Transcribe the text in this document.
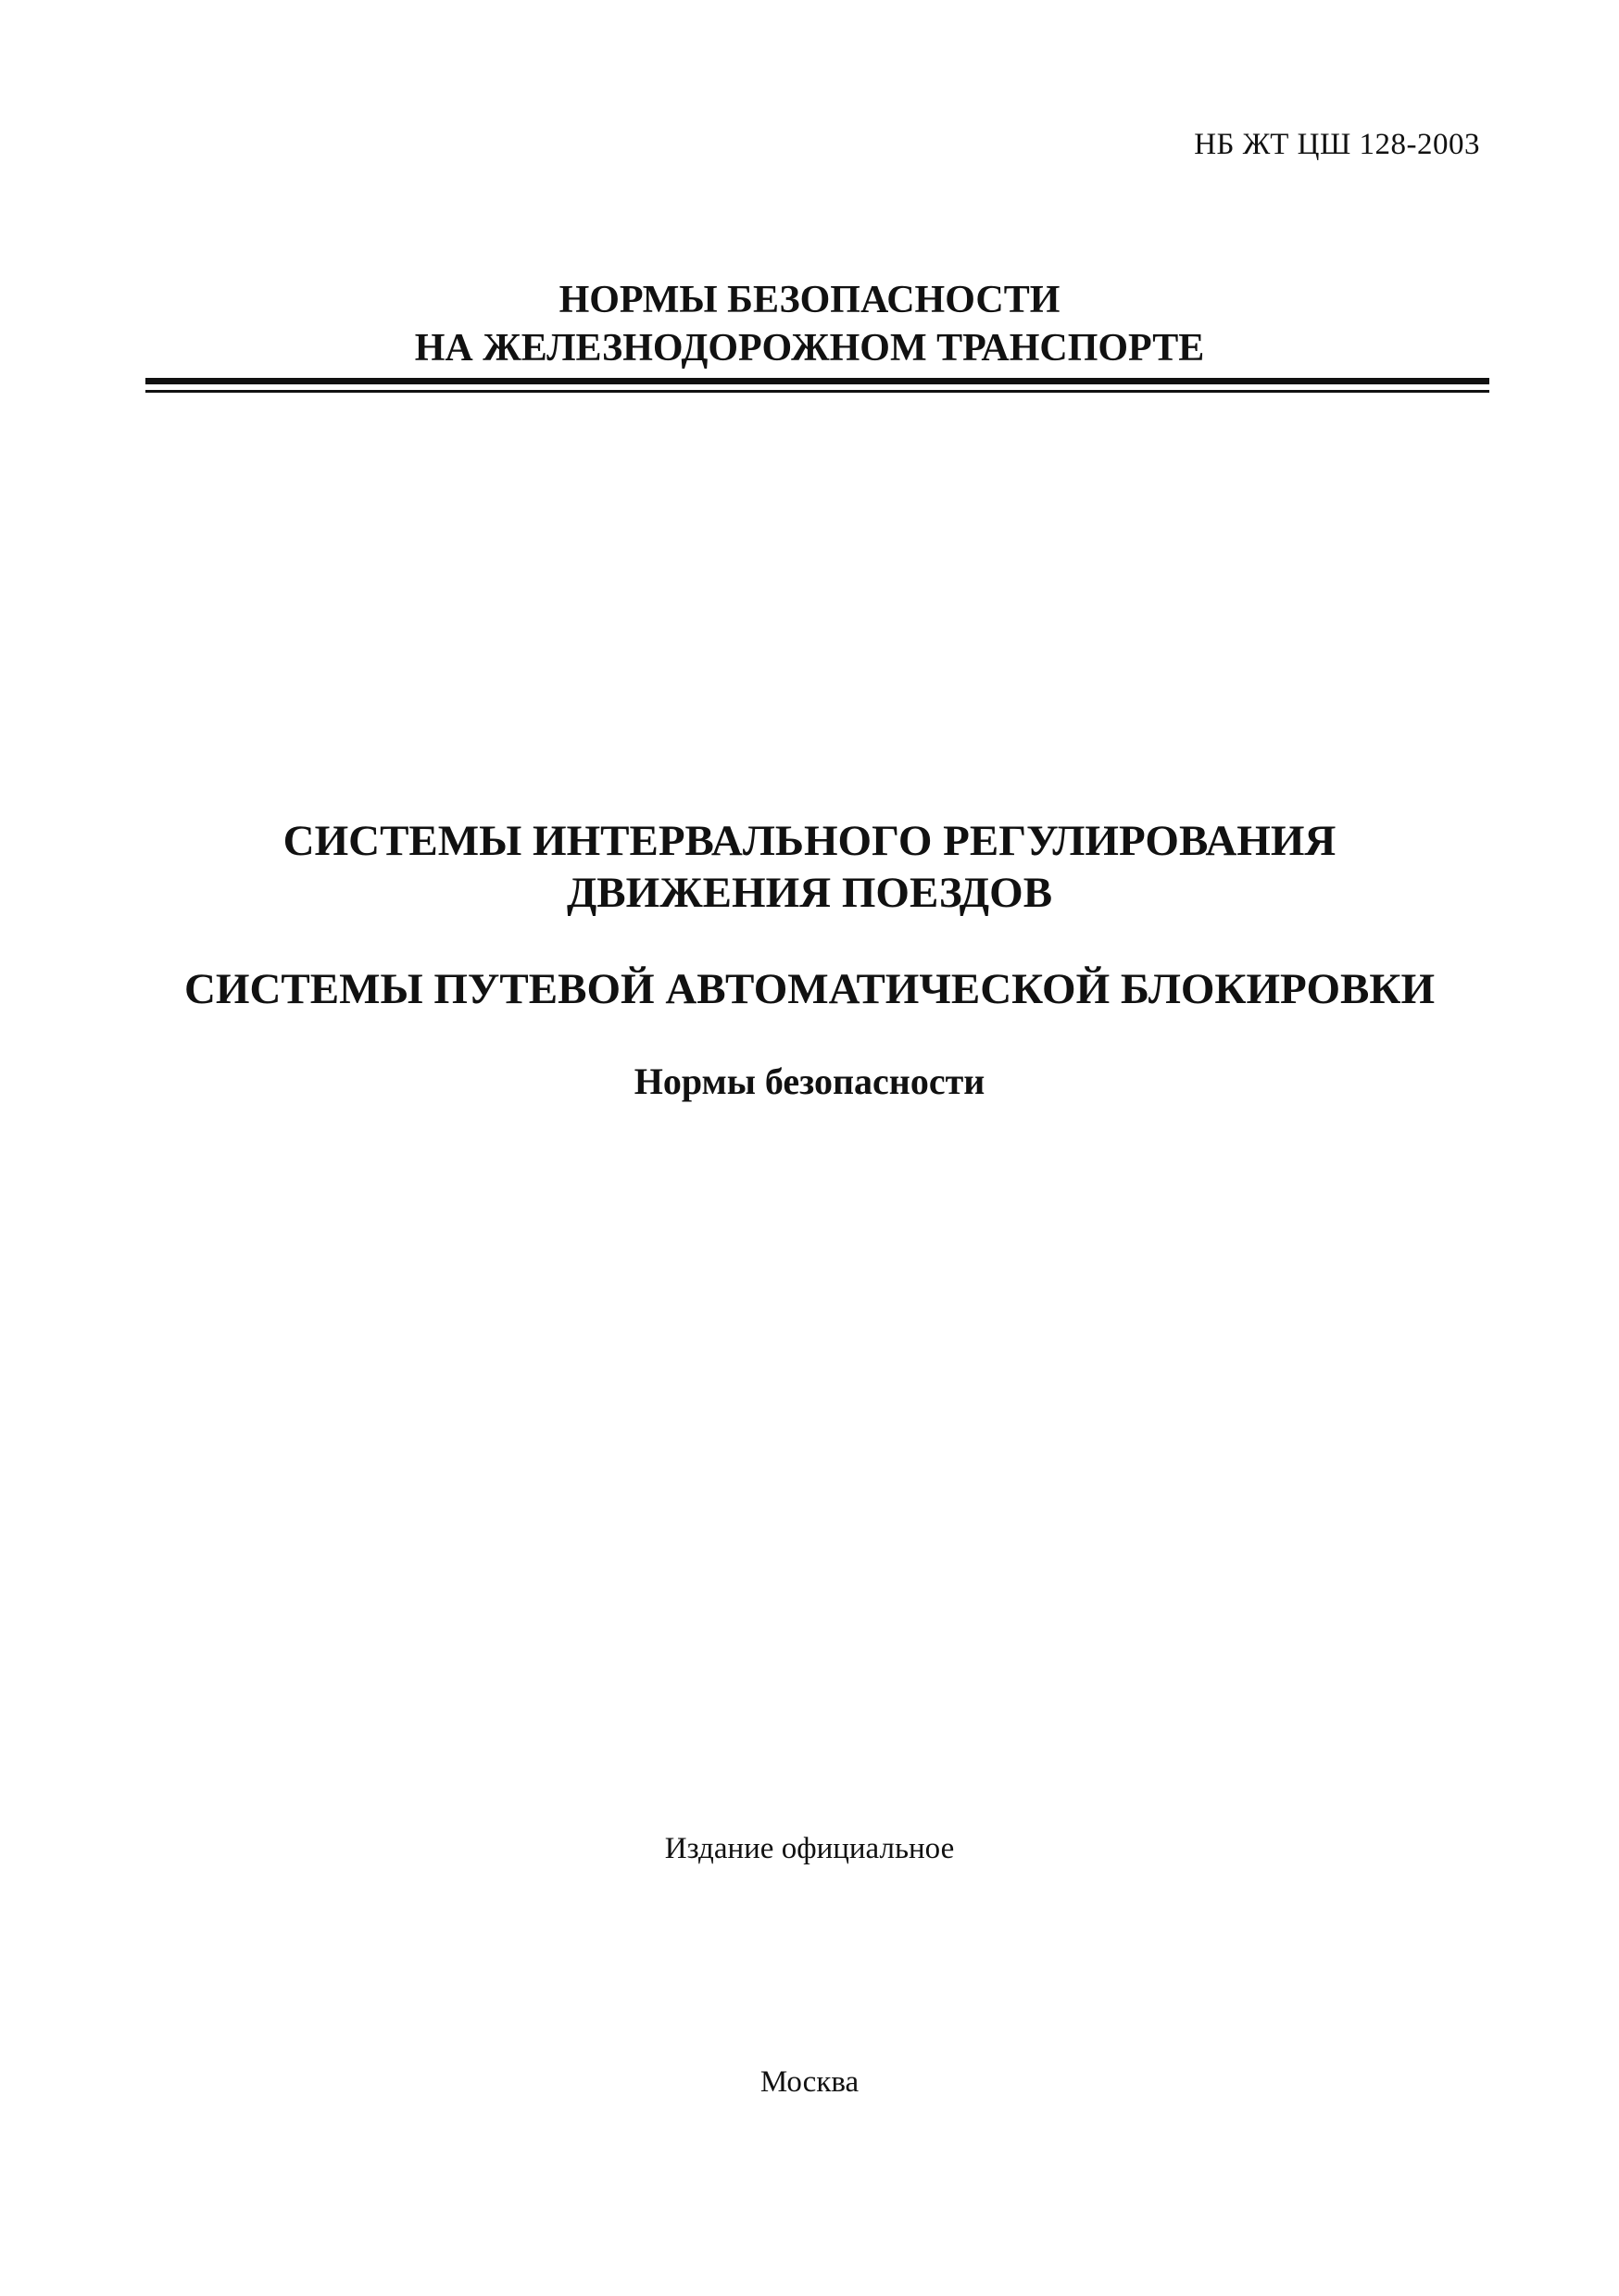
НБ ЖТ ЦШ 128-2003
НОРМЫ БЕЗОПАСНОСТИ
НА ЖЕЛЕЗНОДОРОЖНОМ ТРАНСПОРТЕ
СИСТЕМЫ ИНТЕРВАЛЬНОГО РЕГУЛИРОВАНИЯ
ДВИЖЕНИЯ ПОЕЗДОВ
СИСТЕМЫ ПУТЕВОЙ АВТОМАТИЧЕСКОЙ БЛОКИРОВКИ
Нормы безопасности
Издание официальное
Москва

» **Exercise objective**:
Quote the entries above word for word. Leave the images out.

» **Result of this exercise**:
Transcribe the text in this document.
НБ ЖТ ЦШ 128-2003
НОРМЫ БЕЗОПАСНОСТИ
НА ЖЕЛЕЗНОДОРОЖНОМ ТРАНСПОРТЕ
СИСТЕМЫ ИНТЕРВАЛЬНОГО РЕГУЛИРОВАНИЯ
ДВИЖЕНИЯ ПОЕЗДОВ
СИСТЕМЫ ПУТЕВОЙ АВТОМАТИЧЕСКОЙ БЛОКИРОВКИ
Нормы безопасности
Издание официальное
Москва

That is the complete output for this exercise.